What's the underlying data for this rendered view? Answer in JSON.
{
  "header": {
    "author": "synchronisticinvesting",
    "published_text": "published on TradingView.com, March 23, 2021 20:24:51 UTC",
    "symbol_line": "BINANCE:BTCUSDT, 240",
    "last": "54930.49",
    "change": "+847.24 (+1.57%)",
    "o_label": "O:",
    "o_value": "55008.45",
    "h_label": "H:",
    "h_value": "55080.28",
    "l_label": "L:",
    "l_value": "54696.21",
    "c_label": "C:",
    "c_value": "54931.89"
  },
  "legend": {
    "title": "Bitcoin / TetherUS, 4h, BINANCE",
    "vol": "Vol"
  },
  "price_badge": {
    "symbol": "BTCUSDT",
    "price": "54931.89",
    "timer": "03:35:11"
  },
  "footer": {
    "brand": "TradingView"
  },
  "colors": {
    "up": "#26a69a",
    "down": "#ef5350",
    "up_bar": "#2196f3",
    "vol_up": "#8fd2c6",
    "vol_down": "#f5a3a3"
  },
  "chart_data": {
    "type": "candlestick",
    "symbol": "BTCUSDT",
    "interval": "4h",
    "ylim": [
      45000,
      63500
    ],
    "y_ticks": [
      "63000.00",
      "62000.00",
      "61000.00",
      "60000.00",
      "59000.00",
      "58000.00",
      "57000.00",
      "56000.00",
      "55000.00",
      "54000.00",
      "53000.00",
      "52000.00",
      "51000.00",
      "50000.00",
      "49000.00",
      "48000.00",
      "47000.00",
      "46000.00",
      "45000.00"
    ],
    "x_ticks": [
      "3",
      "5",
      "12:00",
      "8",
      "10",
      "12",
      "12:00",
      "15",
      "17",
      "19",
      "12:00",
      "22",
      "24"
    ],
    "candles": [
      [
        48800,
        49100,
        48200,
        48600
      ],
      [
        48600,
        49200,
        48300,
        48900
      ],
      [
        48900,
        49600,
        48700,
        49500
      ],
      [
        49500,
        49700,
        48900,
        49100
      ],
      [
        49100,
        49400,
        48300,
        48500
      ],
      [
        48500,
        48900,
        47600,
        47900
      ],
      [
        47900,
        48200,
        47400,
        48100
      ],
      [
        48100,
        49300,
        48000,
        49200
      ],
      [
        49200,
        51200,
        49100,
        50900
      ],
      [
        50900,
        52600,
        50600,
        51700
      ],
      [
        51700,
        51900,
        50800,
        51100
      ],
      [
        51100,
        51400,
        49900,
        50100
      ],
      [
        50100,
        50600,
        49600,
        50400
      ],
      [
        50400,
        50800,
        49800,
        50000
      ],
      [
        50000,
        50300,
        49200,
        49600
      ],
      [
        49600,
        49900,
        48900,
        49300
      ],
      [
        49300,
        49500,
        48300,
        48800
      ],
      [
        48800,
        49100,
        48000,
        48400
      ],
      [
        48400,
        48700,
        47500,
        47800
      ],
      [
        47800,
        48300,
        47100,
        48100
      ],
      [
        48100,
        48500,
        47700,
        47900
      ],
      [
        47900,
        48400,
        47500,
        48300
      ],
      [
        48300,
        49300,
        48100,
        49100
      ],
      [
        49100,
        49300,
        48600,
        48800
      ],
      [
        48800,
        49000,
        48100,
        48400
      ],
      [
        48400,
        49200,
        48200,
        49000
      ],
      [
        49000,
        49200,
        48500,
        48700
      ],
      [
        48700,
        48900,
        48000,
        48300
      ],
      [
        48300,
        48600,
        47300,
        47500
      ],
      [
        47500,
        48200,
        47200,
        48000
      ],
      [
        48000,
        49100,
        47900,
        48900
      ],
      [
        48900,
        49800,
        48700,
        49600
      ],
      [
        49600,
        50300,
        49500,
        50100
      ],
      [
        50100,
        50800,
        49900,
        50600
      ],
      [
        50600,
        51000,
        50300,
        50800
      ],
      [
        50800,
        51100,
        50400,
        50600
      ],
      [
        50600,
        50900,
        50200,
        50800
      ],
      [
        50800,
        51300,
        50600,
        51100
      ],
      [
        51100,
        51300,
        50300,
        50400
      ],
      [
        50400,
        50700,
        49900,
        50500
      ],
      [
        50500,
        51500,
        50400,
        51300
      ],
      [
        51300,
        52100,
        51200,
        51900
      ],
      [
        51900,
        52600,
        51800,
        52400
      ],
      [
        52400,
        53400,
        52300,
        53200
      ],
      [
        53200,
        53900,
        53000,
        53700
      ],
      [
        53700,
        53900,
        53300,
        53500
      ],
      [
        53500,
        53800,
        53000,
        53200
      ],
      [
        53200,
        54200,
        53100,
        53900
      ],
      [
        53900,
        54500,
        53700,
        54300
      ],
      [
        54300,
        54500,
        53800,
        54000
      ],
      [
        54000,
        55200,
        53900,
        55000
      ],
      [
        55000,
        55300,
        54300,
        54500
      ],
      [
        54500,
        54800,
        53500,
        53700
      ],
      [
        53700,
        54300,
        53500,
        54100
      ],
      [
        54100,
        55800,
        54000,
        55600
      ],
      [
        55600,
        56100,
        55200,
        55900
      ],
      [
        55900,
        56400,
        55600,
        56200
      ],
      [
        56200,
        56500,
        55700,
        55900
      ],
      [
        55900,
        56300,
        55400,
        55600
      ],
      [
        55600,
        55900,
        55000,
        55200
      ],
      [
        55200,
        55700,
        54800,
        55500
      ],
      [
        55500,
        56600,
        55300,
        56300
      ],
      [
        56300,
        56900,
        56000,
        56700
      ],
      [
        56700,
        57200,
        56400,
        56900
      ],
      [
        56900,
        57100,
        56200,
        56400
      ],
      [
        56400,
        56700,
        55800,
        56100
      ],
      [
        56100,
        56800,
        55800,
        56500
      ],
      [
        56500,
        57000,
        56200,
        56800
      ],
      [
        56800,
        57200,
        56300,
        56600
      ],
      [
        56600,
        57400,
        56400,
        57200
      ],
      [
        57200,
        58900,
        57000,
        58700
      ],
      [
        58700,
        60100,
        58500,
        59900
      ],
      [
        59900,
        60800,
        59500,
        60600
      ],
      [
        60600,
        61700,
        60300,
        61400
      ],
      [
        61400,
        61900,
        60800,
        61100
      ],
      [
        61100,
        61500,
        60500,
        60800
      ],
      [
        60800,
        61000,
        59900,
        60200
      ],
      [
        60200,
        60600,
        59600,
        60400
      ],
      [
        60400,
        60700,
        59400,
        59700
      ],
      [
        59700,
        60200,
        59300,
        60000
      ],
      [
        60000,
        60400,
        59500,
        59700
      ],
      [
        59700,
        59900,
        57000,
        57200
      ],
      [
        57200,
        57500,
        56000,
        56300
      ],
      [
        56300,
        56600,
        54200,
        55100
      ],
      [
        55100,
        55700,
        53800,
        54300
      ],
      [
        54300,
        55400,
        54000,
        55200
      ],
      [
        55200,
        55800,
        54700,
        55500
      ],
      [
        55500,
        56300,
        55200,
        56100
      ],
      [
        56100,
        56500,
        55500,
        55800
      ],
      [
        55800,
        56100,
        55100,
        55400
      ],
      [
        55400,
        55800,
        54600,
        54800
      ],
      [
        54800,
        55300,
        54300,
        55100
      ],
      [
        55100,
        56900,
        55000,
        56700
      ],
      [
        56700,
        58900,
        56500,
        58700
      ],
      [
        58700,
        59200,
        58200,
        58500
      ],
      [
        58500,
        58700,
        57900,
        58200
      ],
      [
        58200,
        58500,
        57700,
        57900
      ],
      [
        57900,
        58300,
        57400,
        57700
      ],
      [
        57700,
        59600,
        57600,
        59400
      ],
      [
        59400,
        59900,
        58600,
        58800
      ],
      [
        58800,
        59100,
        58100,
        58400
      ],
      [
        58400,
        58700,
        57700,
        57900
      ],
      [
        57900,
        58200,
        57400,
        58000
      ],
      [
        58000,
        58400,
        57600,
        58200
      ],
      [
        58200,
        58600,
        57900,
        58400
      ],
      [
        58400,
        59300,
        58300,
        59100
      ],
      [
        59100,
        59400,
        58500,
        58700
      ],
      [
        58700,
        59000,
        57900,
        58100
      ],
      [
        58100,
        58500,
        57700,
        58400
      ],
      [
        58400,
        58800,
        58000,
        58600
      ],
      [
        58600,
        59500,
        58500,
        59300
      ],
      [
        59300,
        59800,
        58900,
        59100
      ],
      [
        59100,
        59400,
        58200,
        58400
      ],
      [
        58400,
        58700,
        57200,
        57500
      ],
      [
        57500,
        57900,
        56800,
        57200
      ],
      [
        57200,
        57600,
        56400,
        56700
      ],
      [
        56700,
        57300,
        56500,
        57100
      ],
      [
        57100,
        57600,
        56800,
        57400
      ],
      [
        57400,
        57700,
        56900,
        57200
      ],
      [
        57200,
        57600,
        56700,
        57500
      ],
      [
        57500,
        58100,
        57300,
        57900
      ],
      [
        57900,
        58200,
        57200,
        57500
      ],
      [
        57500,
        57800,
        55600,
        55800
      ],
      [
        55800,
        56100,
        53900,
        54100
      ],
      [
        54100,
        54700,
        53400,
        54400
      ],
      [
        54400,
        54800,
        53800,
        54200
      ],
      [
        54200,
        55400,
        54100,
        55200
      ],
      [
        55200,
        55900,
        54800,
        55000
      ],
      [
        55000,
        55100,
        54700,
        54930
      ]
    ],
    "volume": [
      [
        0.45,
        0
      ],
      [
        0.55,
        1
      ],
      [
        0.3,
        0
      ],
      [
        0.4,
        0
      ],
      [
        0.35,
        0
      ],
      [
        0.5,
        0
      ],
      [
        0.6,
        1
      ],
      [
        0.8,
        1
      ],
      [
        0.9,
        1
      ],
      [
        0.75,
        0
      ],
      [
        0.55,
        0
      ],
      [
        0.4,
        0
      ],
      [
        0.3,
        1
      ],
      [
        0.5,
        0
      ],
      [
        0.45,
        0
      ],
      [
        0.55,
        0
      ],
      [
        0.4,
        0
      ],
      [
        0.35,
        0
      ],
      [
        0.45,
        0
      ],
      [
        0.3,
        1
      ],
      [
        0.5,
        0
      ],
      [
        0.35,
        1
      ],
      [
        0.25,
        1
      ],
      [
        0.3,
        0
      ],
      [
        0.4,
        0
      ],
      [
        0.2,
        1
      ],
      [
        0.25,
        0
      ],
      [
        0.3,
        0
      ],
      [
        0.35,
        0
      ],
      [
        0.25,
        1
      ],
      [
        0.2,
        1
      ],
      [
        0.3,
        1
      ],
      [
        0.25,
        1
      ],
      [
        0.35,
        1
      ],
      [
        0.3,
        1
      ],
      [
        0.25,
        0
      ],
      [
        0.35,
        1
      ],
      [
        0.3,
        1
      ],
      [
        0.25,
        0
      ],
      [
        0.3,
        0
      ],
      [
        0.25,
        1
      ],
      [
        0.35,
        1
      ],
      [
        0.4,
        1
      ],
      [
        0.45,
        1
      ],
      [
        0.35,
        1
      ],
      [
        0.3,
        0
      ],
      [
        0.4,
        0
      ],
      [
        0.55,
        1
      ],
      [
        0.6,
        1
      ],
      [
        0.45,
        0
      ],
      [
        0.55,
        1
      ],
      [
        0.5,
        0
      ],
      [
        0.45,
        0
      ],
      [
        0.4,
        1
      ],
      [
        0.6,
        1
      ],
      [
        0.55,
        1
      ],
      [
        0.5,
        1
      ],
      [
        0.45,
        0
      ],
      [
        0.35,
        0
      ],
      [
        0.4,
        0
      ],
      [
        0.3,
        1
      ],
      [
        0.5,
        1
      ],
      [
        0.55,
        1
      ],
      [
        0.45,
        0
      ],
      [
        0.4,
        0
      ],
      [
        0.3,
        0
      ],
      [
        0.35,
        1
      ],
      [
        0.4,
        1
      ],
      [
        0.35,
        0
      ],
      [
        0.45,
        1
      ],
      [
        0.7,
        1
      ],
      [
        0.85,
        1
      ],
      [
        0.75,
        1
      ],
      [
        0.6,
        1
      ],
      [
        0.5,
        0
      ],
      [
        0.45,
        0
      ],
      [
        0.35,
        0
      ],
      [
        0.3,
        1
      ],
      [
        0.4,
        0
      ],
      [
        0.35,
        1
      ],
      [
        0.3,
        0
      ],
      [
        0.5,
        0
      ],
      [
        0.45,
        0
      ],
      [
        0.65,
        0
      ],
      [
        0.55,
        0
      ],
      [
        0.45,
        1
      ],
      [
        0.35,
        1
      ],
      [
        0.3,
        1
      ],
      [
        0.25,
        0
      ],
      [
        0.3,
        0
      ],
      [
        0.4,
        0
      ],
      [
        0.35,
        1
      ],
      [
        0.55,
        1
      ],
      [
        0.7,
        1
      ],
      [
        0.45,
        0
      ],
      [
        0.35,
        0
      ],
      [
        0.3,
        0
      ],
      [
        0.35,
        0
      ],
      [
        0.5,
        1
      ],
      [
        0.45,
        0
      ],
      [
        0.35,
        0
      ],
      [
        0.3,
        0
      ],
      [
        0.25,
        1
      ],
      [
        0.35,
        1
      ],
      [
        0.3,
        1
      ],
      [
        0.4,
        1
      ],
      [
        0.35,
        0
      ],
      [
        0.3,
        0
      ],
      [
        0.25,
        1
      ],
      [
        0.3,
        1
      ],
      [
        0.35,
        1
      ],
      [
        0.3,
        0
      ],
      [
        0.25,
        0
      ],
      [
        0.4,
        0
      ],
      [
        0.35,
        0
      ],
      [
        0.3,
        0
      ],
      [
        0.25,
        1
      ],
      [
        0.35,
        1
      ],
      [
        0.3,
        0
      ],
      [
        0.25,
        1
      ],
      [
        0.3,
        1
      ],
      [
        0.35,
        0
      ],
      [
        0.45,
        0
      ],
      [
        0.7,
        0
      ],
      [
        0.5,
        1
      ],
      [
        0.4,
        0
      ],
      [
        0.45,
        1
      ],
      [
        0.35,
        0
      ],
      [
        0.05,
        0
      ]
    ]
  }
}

========================================================================

• [TASK INSTRUCTIONS]:
Extract every line containing the string "BINANCE" from the data above.

• [WRITTEN SOLUTION]:
    "symbol_line": "BINANCE:BTCUSDT, 240",
    "title": "Bitcoin / TetherUS, 4h, BINANCE",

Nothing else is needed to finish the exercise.